__Exercise data__
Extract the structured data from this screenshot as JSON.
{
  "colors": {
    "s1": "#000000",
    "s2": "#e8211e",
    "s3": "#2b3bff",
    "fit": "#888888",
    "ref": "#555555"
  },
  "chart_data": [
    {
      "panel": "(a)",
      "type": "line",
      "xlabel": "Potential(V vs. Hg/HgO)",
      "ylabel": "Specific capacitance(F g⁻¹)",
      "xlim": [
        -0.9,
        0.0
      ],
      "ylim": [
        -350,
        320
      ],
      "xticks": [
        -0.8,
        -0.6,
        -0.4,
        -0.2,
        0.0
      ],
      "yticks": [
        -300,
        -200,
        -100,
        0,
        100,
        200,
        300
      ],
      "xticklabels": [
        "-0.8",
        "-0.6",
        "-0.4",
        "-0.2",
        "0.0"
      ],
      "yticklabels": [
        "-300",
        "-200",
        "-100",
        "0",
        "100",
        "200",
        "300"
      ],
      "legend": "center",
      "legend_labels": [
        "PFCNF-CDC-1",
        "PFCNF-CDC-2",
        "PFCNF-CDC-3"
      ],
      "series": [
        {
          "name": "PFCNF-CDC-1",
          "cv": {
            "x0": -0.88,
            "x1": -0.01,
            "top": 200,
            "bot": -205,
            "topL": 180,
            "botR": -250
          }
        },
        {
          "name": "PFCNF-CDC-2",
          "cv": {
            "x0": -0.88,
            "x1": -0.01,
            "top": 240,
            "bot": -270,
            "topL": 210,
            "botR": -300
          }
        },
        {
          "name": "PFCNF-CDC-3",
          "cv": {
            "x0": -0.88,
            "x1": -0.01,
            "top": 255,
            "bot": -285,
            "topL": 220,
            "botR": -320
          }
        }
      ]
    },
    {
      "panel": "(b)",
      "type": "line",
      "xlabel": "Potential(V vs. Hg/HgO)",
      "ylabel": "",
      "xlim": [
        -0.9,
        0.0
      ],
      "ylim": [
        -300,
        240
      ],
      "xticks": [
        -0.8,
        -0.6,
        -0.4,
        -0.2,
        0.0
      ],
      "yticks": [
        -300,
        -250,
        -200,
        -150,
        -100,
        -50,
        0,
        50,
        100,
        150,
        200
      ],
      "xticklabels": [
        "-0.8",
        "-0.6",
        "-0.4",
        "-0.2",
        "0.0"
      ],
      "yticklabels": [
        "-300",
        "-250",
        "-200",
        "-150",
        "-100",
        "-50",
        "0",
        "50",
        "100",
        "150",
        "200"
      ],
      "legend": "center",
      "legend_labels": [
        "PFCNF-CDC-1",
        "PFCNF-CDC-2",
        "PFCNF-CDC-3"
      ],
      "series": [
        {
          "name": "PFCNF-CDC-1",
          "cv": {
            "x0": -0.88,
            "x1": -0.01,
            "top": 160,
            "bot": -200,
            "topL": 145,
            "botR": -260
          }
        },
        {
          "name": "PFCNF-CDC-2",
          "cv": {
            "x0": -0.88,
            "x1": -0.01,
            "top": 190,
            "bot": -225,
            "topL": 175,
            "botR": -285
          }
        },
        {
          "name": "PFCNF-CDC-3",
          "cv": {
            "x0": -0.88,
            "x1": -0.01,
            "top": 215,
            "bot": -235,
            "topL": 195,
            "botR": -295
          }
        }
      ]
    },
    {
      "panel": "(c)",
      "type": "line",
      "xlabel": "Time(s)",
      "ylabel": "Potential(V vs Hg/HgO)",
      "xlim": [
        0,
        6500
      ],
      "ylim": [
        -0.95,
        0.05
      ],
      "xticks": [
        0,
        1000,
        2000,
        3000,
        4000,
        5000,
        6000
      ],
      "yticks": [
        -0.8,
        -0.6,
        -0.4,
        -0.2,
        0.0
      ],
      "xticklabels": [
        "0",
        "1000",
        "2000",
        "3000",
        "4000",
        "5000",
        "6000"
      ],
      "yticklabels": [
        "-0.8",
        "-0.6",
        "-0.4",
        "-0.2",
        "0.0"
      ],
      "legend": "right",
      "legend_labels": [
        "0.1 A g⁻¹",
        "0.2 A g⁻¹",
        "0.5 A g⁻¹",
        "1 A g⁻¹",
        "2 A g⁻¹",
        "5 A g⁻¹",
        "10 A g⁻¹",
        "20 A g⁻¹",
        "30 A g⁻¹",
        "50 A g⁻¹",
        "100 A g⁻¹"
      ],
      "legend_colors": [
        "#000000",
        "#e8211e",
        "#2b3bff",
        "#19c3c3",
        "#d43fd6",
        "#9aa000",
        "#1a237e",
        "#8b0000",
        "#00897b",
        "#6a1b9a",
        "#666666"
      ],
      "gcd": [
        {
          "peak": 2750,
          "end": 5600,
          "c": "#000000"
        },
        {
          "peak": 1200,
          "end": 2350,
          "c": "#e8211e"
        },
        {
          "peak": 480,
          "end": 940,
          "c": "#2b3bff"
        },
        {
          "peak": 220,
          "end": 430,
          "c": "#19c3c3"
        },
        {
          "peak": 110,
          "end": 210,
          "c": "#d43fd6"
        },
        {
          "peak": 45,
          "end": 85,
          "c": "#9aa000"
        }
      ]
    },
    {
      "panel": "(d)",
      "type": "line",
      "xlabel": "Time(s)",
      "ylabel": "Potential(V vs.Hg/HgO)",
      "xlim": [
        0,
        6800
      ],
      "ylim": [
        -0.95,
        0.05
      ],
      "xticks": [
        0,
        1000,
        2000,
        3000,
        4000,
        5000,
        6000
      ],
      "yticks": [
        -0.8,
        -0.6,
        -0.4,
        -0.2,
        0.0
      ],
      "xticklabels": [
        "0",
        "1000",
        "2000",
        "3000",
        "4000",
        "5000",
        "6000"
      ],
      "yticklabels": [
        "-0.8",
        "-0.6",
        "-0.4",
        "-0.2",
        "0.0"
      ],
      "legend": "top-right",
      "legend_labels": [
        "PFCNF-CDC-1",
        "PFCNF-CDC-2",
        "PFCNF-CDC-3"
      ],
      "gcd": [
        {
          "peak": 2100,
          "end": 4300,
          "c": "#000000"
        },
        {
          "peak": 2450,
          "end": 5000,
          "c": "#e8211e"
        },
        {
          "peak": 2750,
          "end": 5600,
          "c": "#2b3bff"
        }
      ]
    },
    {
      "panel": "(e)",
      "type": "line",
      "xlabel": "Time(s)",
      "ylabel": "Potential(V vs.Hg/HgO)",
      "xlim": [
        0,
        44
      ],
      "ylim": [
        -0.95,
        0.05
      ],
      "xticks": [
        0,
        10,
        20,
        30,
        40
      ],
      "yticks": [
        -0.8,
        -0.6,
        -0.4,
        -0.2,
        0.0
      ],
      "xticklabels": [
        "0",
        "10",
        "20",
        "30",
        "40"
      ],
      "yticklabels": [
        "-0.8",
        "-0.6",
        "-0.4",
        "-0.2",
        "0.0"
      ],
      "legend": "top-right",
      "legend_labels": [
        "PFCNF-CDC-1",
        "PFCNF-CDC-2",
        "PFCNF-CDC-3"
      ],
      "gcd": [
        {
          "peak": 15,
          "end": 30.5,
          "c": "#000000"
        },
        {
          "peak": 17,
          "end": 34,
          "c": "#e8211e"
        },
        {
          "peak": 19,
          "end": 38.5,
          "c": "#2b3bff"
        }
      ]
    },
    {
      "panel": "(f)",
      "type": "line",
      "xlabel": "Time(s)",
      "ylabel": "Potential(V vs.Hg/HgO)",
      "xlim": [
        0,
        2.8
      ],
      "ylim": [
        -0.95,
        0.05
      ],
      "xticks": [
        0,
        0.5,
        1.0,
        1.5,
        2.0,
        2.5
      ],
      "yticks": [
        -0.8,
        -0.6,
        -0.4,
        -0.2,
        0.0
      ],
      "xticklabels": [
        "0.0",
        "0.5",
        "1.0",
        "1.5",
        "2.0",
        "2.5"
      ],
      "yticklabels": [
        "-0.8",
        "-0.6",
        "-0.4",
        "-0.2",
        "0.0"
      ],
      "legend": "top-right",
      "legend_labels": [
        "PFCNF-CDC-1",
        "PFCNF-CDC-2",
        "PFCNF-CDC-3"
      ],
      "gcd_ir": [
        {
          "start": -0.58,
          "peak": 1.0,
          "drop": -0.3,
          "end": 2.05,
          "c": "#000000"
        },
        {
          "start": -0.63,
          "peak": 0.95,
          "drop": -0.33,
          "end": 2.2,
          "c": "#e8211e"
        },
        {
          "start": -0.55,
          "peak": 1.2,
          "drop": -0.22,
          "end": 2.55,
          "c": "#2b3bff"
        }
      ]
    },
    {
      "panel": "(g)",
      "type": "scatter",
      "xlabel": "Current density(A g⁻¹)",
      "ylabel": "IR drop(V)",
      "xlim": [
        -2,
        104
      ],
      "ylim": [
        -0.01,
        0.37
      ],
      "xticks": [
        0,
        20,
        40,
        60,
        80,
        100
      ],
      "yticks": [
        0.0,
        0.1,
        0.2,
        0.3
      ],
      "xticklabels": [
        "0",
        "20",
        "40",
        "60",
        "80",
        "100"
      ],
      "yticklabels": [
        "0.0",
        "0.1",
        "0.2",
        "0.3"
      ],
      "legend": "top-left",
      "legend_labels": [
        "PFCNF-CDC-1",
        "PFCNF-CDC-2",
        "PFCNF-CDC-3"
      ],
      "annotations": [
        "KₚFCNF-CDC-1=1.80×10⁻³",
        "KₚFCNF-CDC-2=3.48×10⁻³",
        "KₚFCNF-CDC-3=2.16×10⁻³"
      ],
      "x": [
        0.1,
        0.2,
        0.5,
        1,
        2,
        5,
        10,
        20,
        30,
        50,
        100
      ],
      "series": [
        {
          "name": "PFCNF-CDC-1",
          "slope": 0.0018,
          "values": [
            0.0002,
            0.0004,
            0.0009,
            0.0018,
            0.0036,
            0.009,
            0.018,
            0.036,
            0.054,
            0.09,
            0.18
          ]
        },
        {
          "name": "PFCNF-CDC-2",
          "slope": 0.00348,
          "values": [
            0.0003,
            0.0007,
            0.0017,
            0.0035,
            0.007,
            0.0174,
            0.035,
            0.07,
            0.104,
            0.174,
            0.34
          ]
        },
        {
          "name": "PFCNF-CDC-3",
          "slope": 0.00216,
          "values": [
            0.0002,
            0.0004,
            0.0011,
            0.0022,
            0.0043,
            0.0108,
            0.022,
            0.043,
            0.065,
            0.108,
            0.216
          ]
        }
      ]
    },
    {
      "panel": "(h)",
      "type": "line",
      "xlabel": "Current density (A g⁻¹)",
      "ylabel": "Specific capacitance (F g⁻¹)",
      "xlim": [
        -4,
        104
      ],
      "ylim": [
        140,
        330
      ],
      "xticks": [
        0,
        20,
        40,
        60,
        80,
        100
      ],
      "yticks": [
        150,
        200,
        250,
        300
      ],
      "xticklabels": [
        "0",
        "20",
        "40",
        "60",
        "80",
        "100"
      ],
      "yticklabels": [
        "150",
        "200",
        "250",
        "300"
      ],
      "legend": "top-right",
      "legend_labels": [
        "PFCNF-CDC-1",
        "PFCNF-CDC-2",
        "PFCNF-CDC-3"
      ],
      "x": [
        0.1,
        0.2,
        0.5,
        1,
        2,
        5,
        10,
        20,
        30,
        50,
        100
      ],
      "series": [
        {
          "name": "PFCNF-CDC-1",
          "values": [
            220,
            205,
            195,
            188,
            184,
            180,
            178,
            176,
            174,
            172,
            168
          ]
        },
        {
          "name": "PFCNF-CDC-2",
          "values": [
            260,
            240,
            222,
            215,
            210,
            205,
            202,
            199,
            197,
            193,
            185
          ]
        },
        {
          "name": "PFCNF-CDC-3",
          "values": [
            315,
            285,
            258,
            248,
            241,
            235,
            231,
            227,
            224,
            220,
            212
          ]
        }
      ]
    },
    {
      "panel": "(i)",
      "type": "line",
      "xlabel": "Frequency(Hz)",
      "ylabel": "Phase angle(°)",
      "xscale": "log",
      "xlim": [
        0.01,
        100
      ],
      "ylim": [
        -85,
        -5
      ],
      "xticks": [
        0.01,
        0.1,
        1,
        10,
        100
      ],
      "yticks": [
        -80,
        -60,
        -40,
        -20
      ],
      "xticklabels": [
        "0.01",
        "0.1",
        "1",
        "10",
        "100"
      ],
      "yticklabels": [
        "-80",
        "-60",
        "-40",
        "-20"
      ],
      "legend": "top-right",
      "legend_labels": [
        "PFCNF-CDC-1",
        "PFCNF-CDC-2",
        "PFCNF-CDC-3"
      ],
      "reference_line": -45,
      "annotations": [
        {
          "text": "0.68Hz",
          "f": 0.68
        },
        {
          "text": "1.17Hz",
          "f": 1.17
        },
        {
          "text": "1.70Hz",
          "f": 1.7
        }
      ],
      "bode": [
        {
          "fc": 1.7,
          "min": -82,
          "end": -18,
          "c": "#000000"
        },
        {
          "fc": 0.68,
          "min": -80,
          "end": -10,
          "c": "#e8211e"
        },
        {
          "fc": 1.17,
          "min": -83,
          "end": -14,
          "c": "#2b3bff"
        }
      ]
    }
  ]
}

__Short exercise__
Extract each line from the listing that holds the word "capacitance".

__Solution for this exercise__
      "ylabel": "Specific capacitance(F g⁻¹)",
      "ylabel": "Specific capacitance (F g⁻¹)",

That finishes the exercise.